* _EXERCISE_: Images are not part of the copy; write out the rest of the data exactly as given.

* _ITEMS_:
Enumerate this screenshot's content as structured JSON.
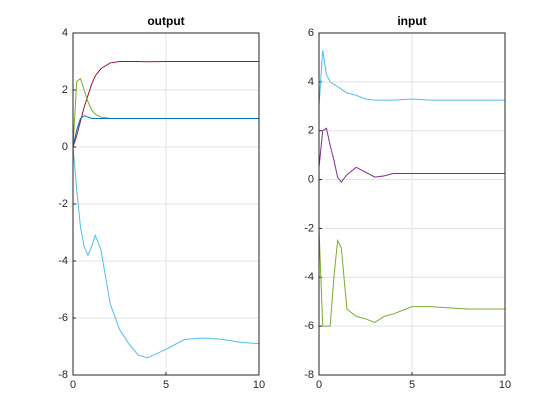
{
  "chart_data": [
    {
      "type": "line",
      "title": "output",
      "x": [
        0,
        0.2,
        0.4,
        0.6,
        0.8,
        1,
        1.2,
        1.5,
        2,
        2.5,
        3,
        3.5,
        4,
        5,
        6,
        7,
        8,
        9,
        10
      ],
      "series": [
        {
          "color": "#a2142f",
          "values": [
            0,
            0.4,
            0.9,
            1.4,
            1.8,
            2.2,
            2.5,
            2.75,
            2.95,
            3.0,
            3.0,
            3.0,
            2.99,
            3,
            3,
            3,
            3,
            3,
            3
          ]
        },
        {
          "color": "#77ac30",
          "values": [
            0,
            2.3,
            2.4,
            2.0,
            1.6,
            1.3,
            1.15,
            1.05,
            1.0,
            1,
            1,
            1,
            1,
            1,
            1,
            1,
            1,
            1,
            1
          ]
        },
        {
          "color": "#0072bd",
          "values": [
            0,
            0.6,
            1.0,
            1.1,
            1.05,
            1.0,
            1.0,
            1.0,
            1,
            1,
            1,
            1,
            1,
            1,
            1,
            1,
            1,
            1,
            1
          ]
        },
        {
          "color": "#4dbeee",
          "values": [
            0,
            -1.5,
            -2.8,
            -3.5,
            -3.8,
            -3.5,
            -3.1,
            -3.6,
            -5.5,
            -6.4,
            -6.9,
            -7.3,
            -7.4,
            -7.1,
            -6.75,
            -6.7,
            -6.75,
            -6.85,
            -6.9
          ]
        }
      ],
      "xlim": [
        0,
        10
      ],
      "xticks": [
        0,
        5,
        10
      ],
      "ylim": [
        -8,
        4
      ],
      "yticks": [
        -8,
        -6,
        -4,
        -2,
        0,
        2,
        4
      ],
      "grid": true
    },
    {
      "type": "line",
      "title": "input",
      "x": [
        0,
        0.2,
        0.4,
        0.6,
        0.8,
        1,
        1.2,
        1.5,
        2,
        2.5,
        3,
        3.5,
        4,
        5,
        6,
        7,
        8,
        9,
        10
      ],
      "series": [
        {
          "color": "#4dbeee",
          "values": [
            3,
            5.3,
            4.3,
            4.0,
            3.9,
            3.8,
            3.7,
            3.55,
            3.45,
            3.3,
            3.25,
            3.25,
            3.25,
            3.3,
            3.25,
            3.25,
            3.25,
            3.25,
            3.25
          ]
        },
        {
          "color": "#7e2f8e",
          "values": [
            0.5,
            2.0,
            2.1,
            1.4,
            0.8,
            0.1,
            -0.1,
            0.2,
            0.5,
            0.3,
            0.1,
            0.15,
            0.25,
            0.25,
            0.25,
            0.25,
            0.25,
            0.25,
            0.25
          ]
        },
        {
          "color": "#77ac30",
          "values": [
            -2,
            -6,
            -6,
            -6,
            -4,
            -2.5,
            -2.8,
            -5.3,
            -5.6,
            -5.7,
            -5.85,
            -5.6,
            -5.5,
            -5.2,
            -5.2,
            -5.25,
            -5.3,
            -5.3,
            -5.3
          ]
        }
      ],
      "xlim": [
        0,
        10
      ],
      "xticks": [
        0,
        5,
        10
      ],
      "ylim": [
        -8,
        6
      ],
      "yticks": [
        -8,
        -6,
        -4,
        -2,
        0,
        2,
        4,
        6
      ],
      "grid": true
    }
  ]
}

* _ANSWER IN FULL_:
Enumerate this screenshot's content as structured JSON.
{
  "chart_data": [
    {
      "type": "line",
      "title": "output",
      "x": [
        0,
        0.2,
        0.4,
        0.6,
        0.8,
        1,
        1.2,
        1.5,
        2,
        2.5,
        3,
        3.5,
        4,
        5,
        6,
        7,
        8,
        9,
        10
      ],
      "series": [
        {
          "color": "#a2142f",
          "values": [
            0,
            0.4,
            0.9,
            1.4,
            1.8,
            2.2,
            2.5,
            2.75,
            2.95,
            3.0,
            3.0,
            3.0,
            2.99,
            3,
            3,
            3,
            3,
            3,
            3
          ]
        },
        {
          "color": "#77ac30",
          "values": [
            0,
            2.3,
            2.4,
            2.0,
            1.6,
            1.3,
            1.15,
            1.05,
            1.0,
            1,
            1,
            1,
            1,
            1,
            1,
            1,
            1,
            1,
            1
          ]
        },
        {
          "color": "#0072bd",
          "values": [
            0,
            0.6,
            1.0,
            1.1,
            1.05,
            1.0,
            1.0,
            1.0,
            1,
            1,
            1,
            1,
            1,
            1,
            1,
            1,
            1,
            1,
            1
          ]
        },
        {
          "color": "#4dbeee",
          "values": [
            0,
            -1.5,
            -2.8,
            -3.5,
            -3.8,
            -3.5,
            -3.1,
            -3.6,
            -5.5,
            -6.4,
            -6.9,
            -7.3,
            -7.4,
            -7.1,
            -6.75,
            -6.7,
            -6.75,
            -6.85,
            -6.9
          ]
        }
      ],
      "xlim": [
        0,
        10
      ],
      "xticks": [
        0,
        5,
        10
      ],
      "ylim": [
        -8,
        4
      ],
      "yticks": [
        -8,
        -6,
        -4,
        -2,
        0,
        2,
        4
      ],
      "grid": true
    },
    {
      "type": "line",
      "title": "input",
      "x": [
        0,
        0.2,
        0.4,
        0.6,
        0.8,
        1,
        1.2,
        1.5,
        2,
        2.5,
        3,
        3.5,
        4,
        5,
        6,
        7,
        8,
        9,
        10
      ],
      "series": [
        {
          "color": "#4dbeee",
          "values": [
            3,
            5.3,
            4.3,
            4.0,
            3.9,
            3.8,
            3.7,
            3.55,
            3.45,
            3.3,
            3.25,
            3.25,
            3.25,
            3.3,
            3.25,
            3.25,
            3.25,
            3.25,
            3.25
          ]
        },
        {
          "color": "#7e2f8e",
          "values": [
            0.5,
            2.0,
            2.1,
            1.4,
            0.8,
            0.1,
            -0.1,
            0.2,
            0.5,
            0.3,
            0.1,
            0.15,
            0.25,
            0.25,
            0.25,
            0.25,
            0.25,
            0.25,
            0.25
          ]
        },
        {
          "color": "#77ac30",
          "values": [
            -2,
            -6,
            -6,
            -6,
            -4,
            -2.5,
            -2.8,
            -5.3,
            -5.6,
            -5.7,
            -5.85,
            -5.6,
            -5.5,
            -5.2,
            -5.2,
            -5.25,
            -5.3,
            -5.3,
            -5.3
          ]
        }
      ],
      "xlim": [
        0,
        10
      ],
      "xticks": [
        0,
        5,
        10
      ],
      "ylim": [
        -8,
        6
      ],
      "yticks": [
        -8,
        -6,
        -4,
        -2,
        0,
        2,
        4,
        6
      ],
      "grid": true
    }
  ]
}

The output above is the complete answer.